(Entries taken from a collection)
§

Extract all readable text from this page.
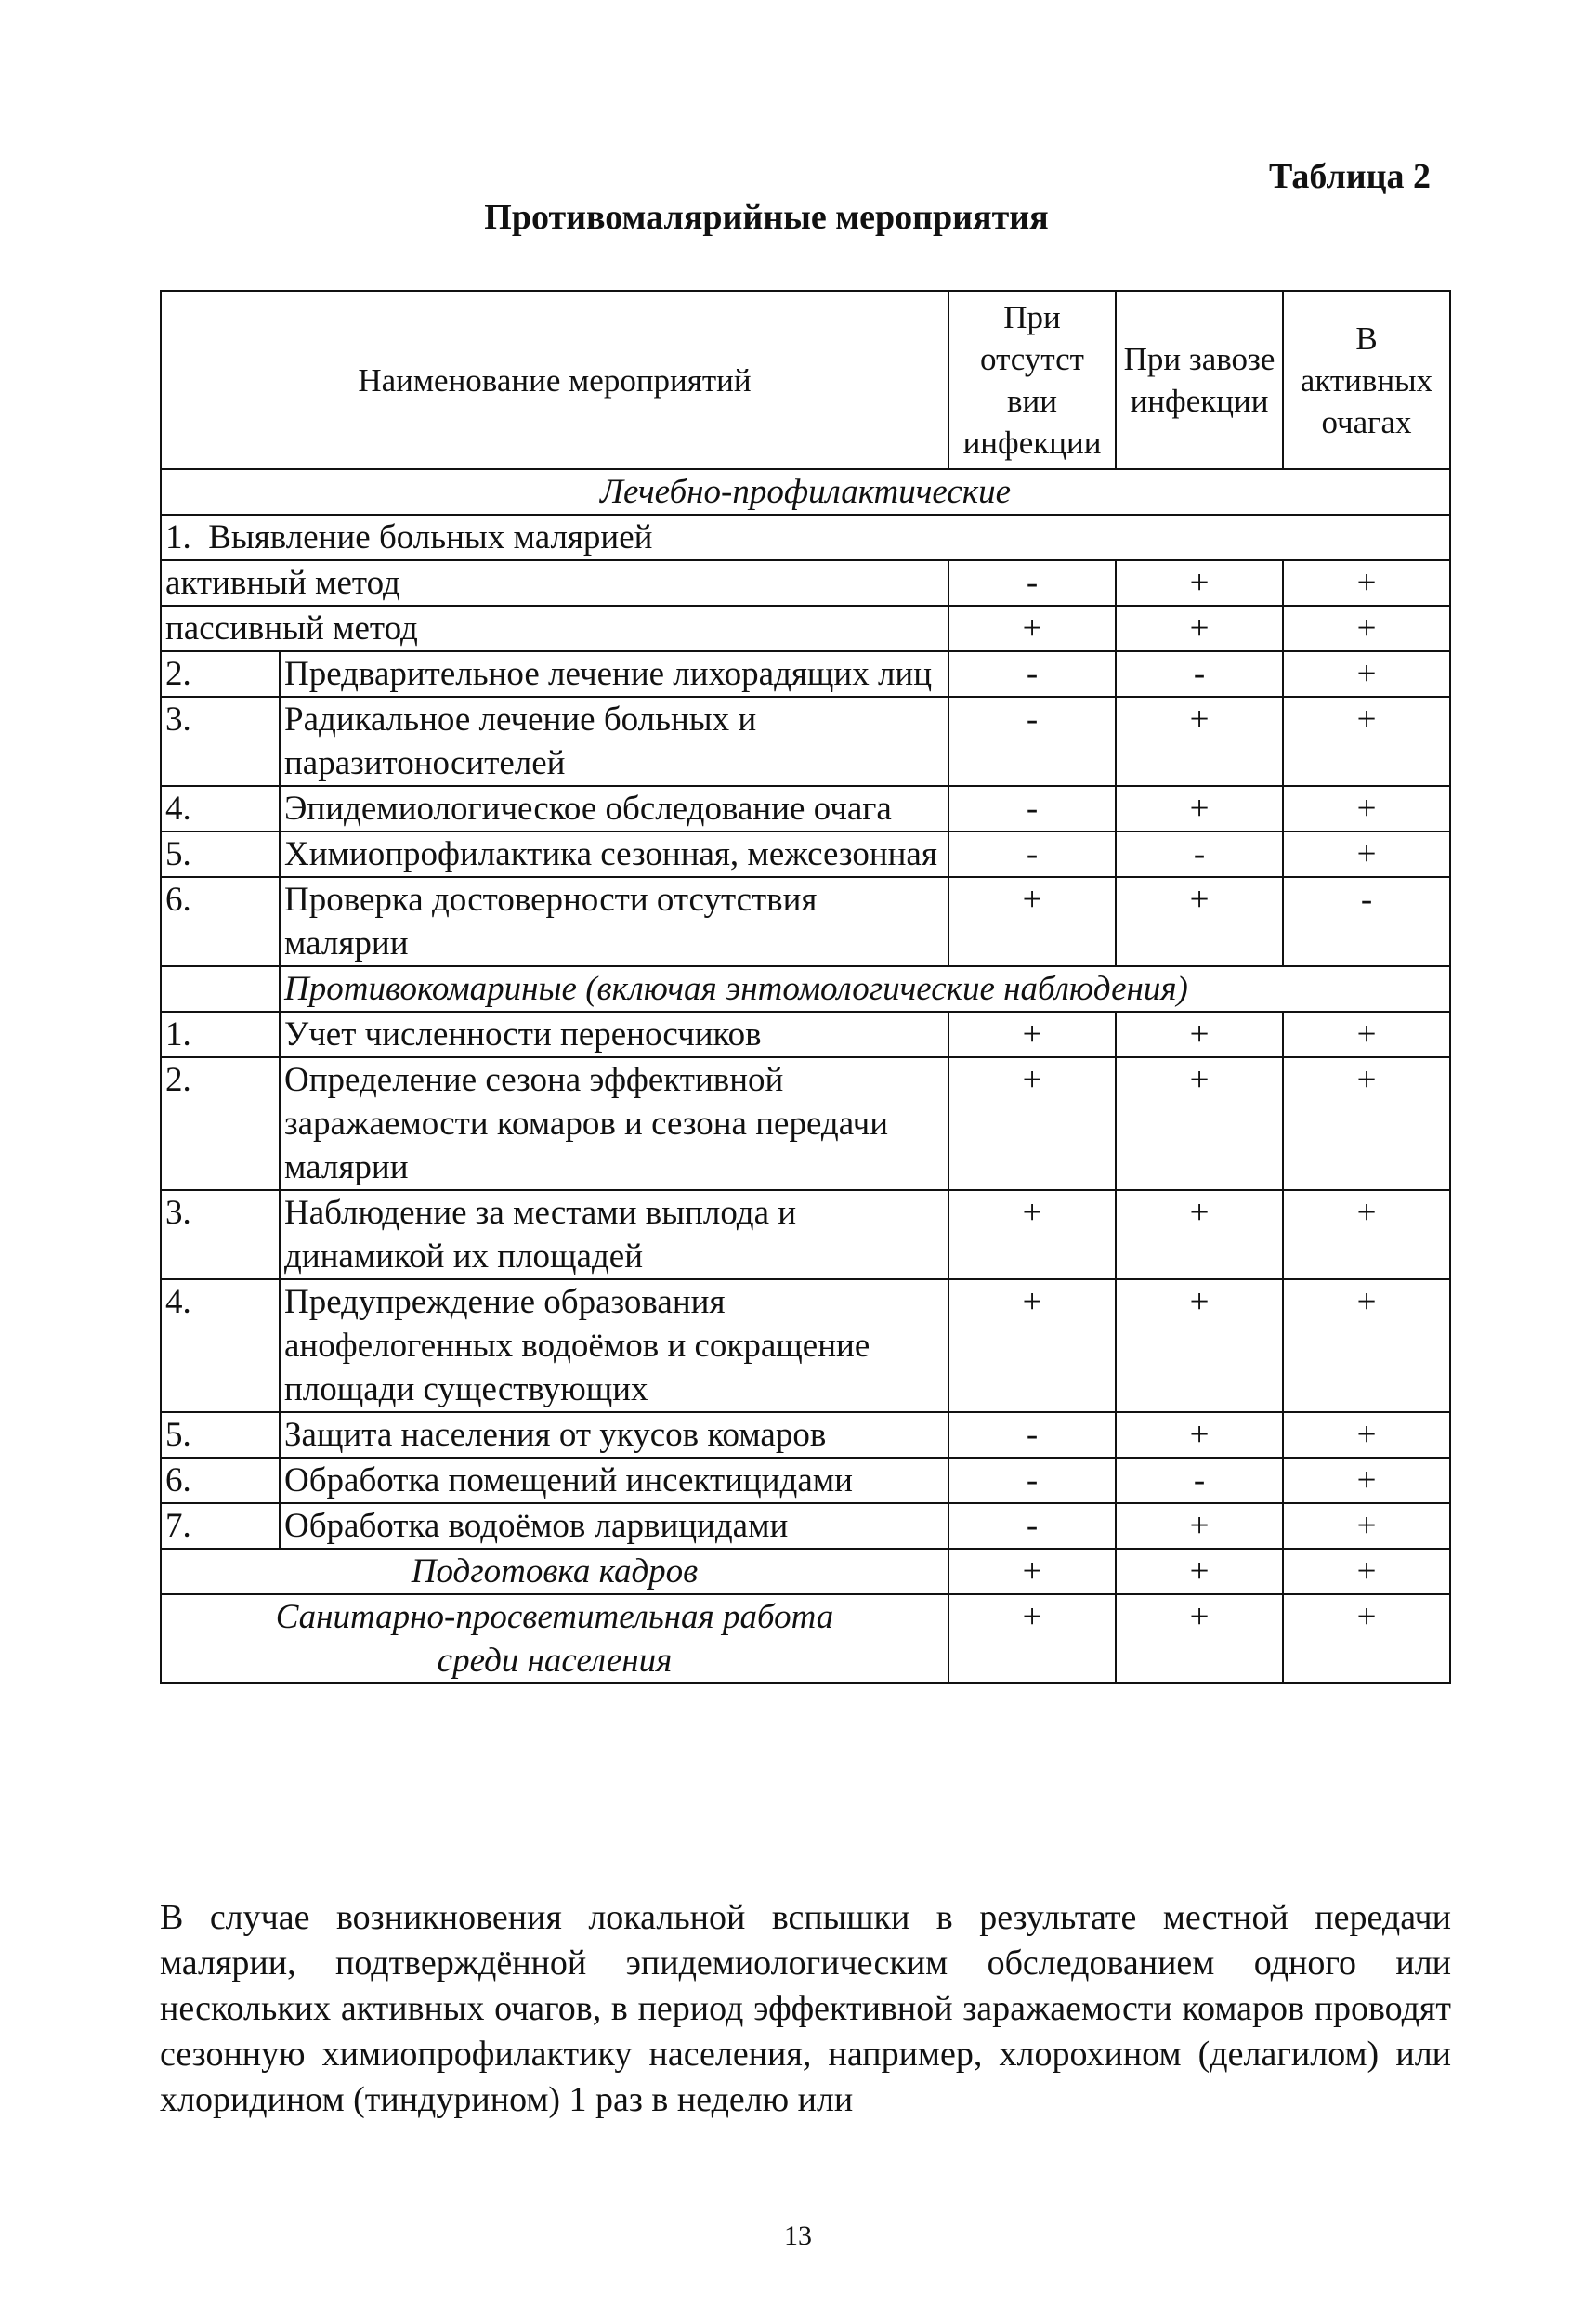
Таблица 2
Противомалярийные мероприятия
Наименование мероприятий		При отсутст вии инфекции	При завозе инфекции	В активных очагах
Лечебно-профилактические				
1. Выявление больных малярией				
активный метод		-	+	+
пассивный метод		+	+	+
2.	Предварительное лечение лихорадящих лиц	-	-	+
3.	Радикальное лечение больных и паразитоносителей	-	+	+
4.	Эпидемиологическое обследование очага	-	+	+
5.	Химиопрофилактика сезонная, межсезонная	-	-	+
6.	Проверка достоверности отсутствия малярии	+	+	-
	Противокомариные (включая энтомологические наблюдения)			
1.	Учет численности переносчиков	+	+	+
2.	Определение сезона эффективной заражаемости комаров и сезона передачи малярии	+	+	+
3.	Наблюдение за местами выплода и динамикой их площадей	+	+	+
4.	Предупреждение образования анофелогенных водоёмов и сокращение площади существующих	+	+	+
5.	Защита населения от укусов комаров	-	+	+
6.	Обработка помещений инсектицидами	-	-	+
7.	Обработка водоёмов ларвицидами	-	+	+
Подготовка кадров		+	+	+
Санитарно-просветительная работа среди населения		+	+	+

В случае возникновения локальной вспышки в результате местной передачи малярии, подтверждённой эпидемиологическим обследованием одного или нескольких активных очагов, в период эффективной заражаемости комаров проводят сезонную химиопрофилактику населения, например, хлорохином (делагилом) или хлоридином (тиндурином) 1 раз в неделю или

13
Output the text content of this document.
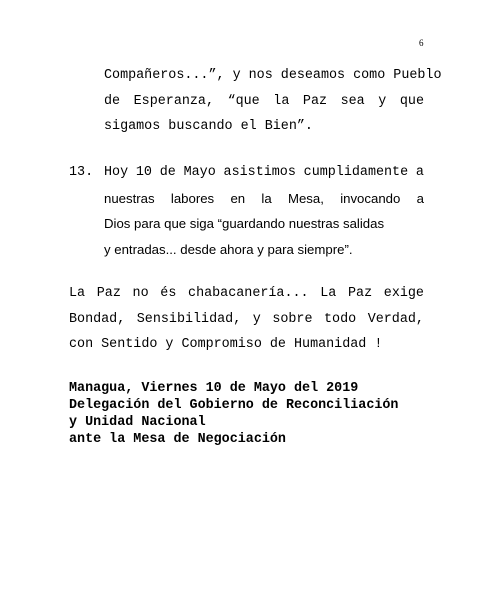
6
Compañeros...”, y nos deseamos como Pueblo
de Esperanza, “que la Paz sea y que
sigamos buscando el Bien”.
13. Hoy 10 de Mayo asistimos cumplidamente a
nuestras labores en la Mesa, invocando a
Dios para que siga “guardando nuestras salidas
y entradas... desde ahora y para siempre”.
La Paz no és chabacanería... La Paz exige
Bondad, Sensibilidad, y sobre todo Verdad,
con Sentido y Compromiso de Humanidad !
Managua, Viernes 10 de Mayo del 2019
Delegación del Gobierno de Reconciliación
y Unidad Nacional
ante la Mesa de Negociación
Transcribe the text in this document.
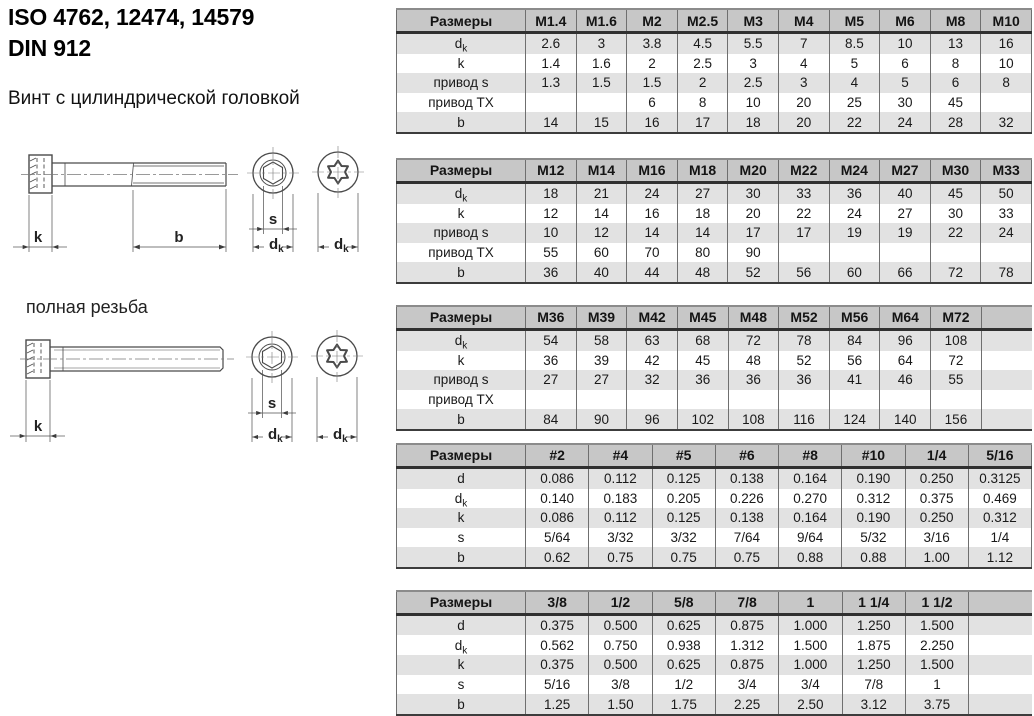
ISO 4762, 12474, 14579
DIN 912
Винт с цилиндрической головкой
k	b
s
$d_k$	$d_k$
полная резьба
k
s
$d_k$	$d_k$
Размеры	M1.4	M1.6	M2	M2.5	M3	M4	M5	M6	M8	M10
$d_k$	2.6	3	3.8	4.5	5.5	7	8.5	10	13	16
k	1.4	1.6	2	2.5	3	4	5	6	8	10
привод s	1.3	1.5	1.5	2	2.5	3	4	5	6	8
привод TX			6	8	10	20	25	30	45	
b	14	15	16	17	18	20	22	24	28	32
Размеры	M12	M14	M16	M18	M20	M22	M24	M27	M30	M33
$d_k$	18	21	24	27	30	33	36	40	45	50
k	12	14	16	18	20	22	24	27	30	33
привод s	10	12	14	14	17	17	19	19	22	24
привод TX	55	60	70	80	90					
b	36	40	44	48	52	56	60	66	72	78
Размеры	M36	M39	M42	M45	M48	M52	M56	M64	M72	
$d_k$	54	58	63	68	72	78	84	96	108	
k	36	39	42	45	48	52	56	64	72	
привод s	27	27	32	36	36	36	41	46	55	
привод TX										
b	84	90	96	102	108	116	124	140	156	
Размеры	#2	#4	#5	#6	#8	#10	1/4	5/16
d	0.086	0.112	0.125	0.138	0.164	0.190	0.250	0.3125
$d_k$	0.140	0.183	0.205	0.226	0.270	0.312	0.375	0.469
k	0.086	0.112	0.125	0.138	0.164	0.190	0.250	0.312
s	5/64	3/32	3/32	7/64	9/64	5/32	3/16	1/4
b	0.62	0.75	0.75	0.75	0.88	0.88	1.00	1.12
Размеры	3/8	1/2	5/8	7/8	1	1 1/4	1 1/2	
d	0.375	0.500	0.625	0.875	1.000	1.250	1.500	
$d_k$	0.562	0.750	0.938	1.312	1.500	1.875	2.250	
k	0.375	0.500	0.625	0.875	1.000	1.250	1.500	
s	5/16	3/8	1/2	3/4	3/4	7/8	1	
b	1.25	1.50	1.75	2.25	2.50	3.12	3.75	
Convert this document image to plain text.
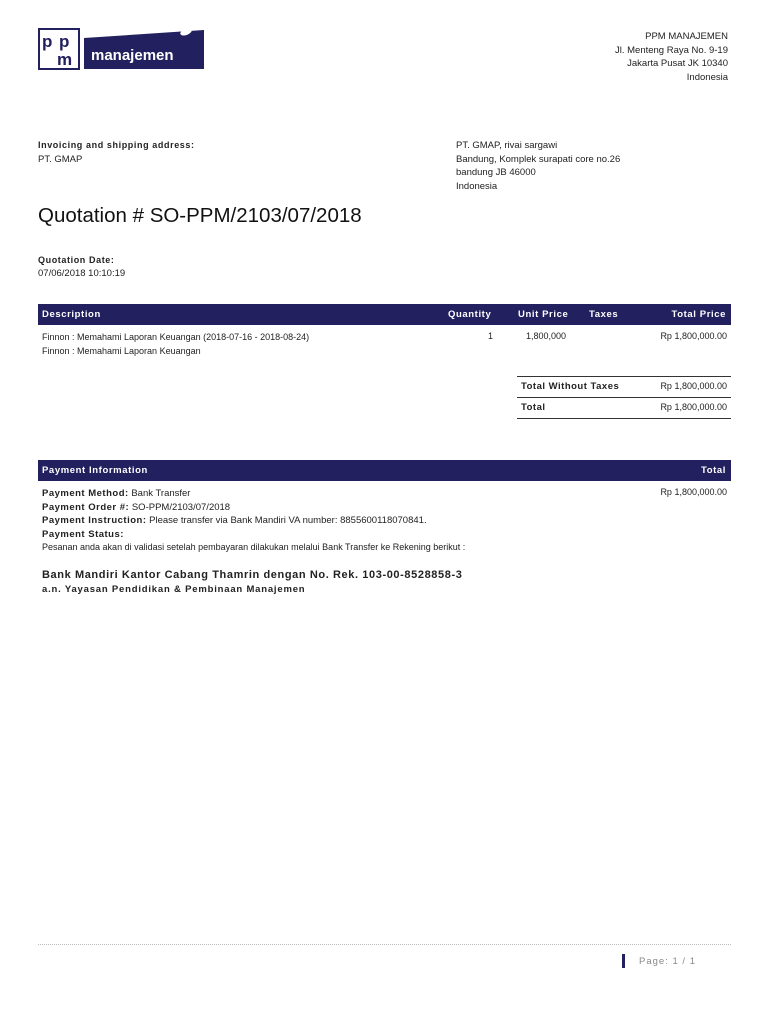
p p
m manajemen
PPM MANAJEMEN
Jl. Menteng Raya No. 9-19
Jakarta Pusat JK 10340
Indonesia
Invoicing and shipping address:
PT. GMAP
PT. GMAP, rivai sargawi
Bandung, Komplek surapati core no.26
bandung JB 46000
Indonesia
Quotation # SO-PPM/2103/07/2018
Quotation Date:
07/06/2018 10:10:19
Description	Quantity	Unit Price Taxes	Total Price
Finnon : Memahami Laporan Keuangan (2018-07-16 - 2018-08-24)
Finnon : Memahami Laporan Keuangan
1	1,800,000	Rp 1,800,000.00
Total Without Taxes	Rp 1,800,000.00
Total	Rp 1,800,000.00
Payment Information	Total
Payment Method: Bank Transfer
Payment Order #: SO-PPM/2103/07/2018
Payment Instruction: Please transfer via Bank Mandiri VA number: 8855600118070841.
Payment Status:
Pesanan anda akan di validasi setelah pembayaran dilakukan melalui Bank Transfer ke Rekening berikut :
Rp 1,800,000.00
Bank Mandiri Kantor Cabang Thamrin dengan No. Rek. 103-00-8528858-3
a.n. Yayasan Pendidikan & Pembinaan Manajemen
Page: 1 / 1
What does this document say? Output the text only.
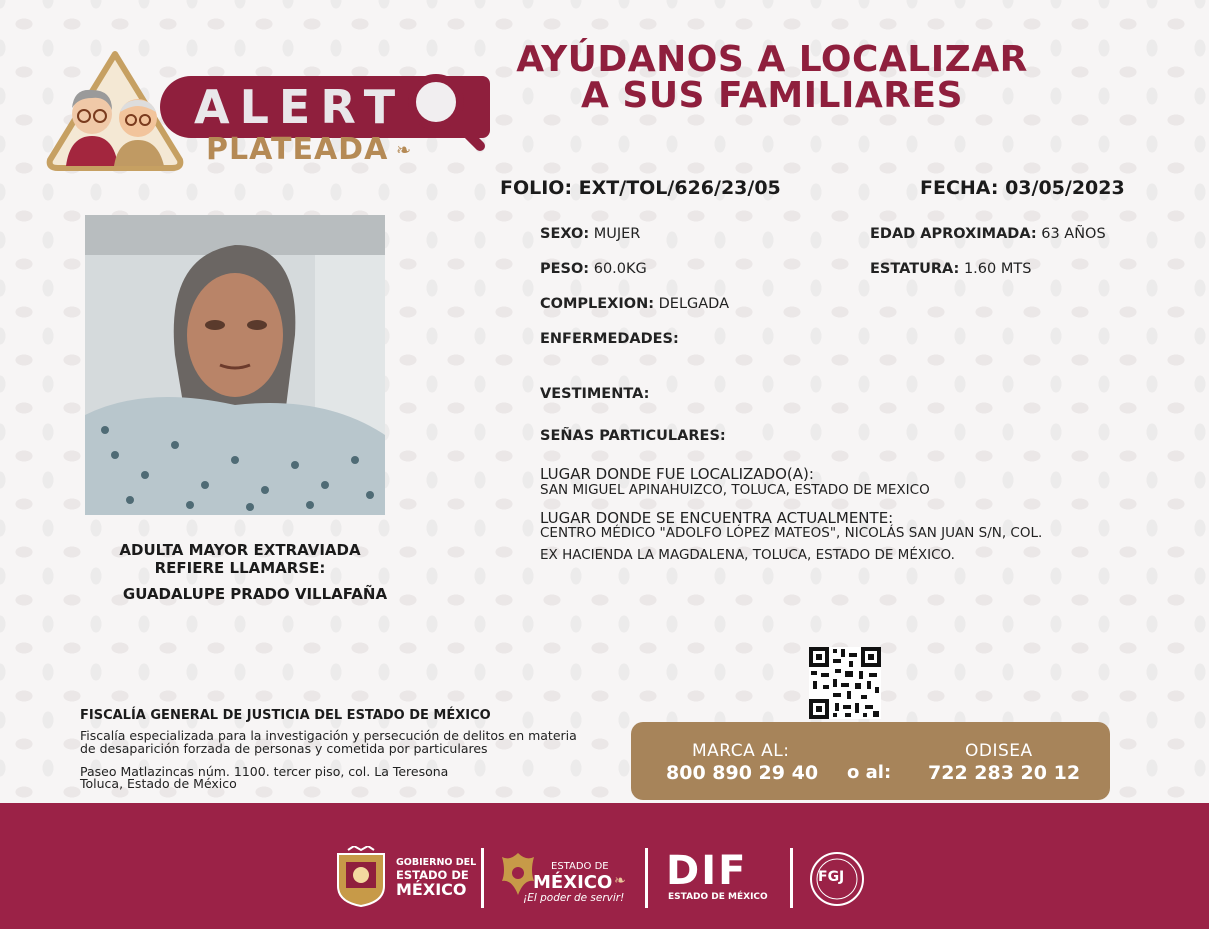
ALERT
PLATEADA ❧
AYÚDANOS A LOCALIZAR
A SUS FAMILIARES
FOLIO: EXT/TOL/626/23/05	FECHA: 03/05/2023
ADULTA MAYOR EXTRAVIADA
REFIERE LLAMARSE:
GUADALUPE PRADO VILLAFAÑA
SEXO: MUJER	EDAD APROXIMADA: 63 AÑOS
PESO: 60.0KG	ESTATURA: 1.60 MTS
COMPLEXION: DELGADA
ENFERMEDADES:
VESTIMENTA:
SEÑAS PARTICULARES:
LUGAR DONDE FUE LOCALIZADO(A):
SAN MIGUEL APINAHUIZCO, TOLUCA, ESTADO DE MEXICO
LUGAR DONDE SE ENCUENTRA ACTUALMENTE:
CENTRO MÉDICO "ADOLFO LÓPEZ MATEOS", NICOLÁS SAN JUAN S/N, COL.
EX HACIENDA LA MAGDALENA, TOLUCA, ESTADO DE MÉXICO.
FISCALÍA GENERAL DE JUSTICIA DEL ESTADO DE MÉXICO
Fiscalía especializada para la investigación y persecución de delitos en materia
de desaparición forzada de personas y cometida por particulares
Paseo Matlazincas núm. 1100. tercer piso, col. La Teresona
Toluca, Estado de México
MARCA AL:
800 890 29 40 o al:
ODISEA
722 283 20 12
GOBIERNO DEL
ESTADO DE
MÉXICO
ESTADO DE
MÉXICO ❧
¡El poder de servir!
DIF
ESTADO DE MÉXICO
FGJ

§

• _TO BE DONE_
Copy all lines from the listing that contain "Output".

• _SOLUTION FOR THIS EXERCISE_
Output the text content of this document.
What does this document say? Output the text only.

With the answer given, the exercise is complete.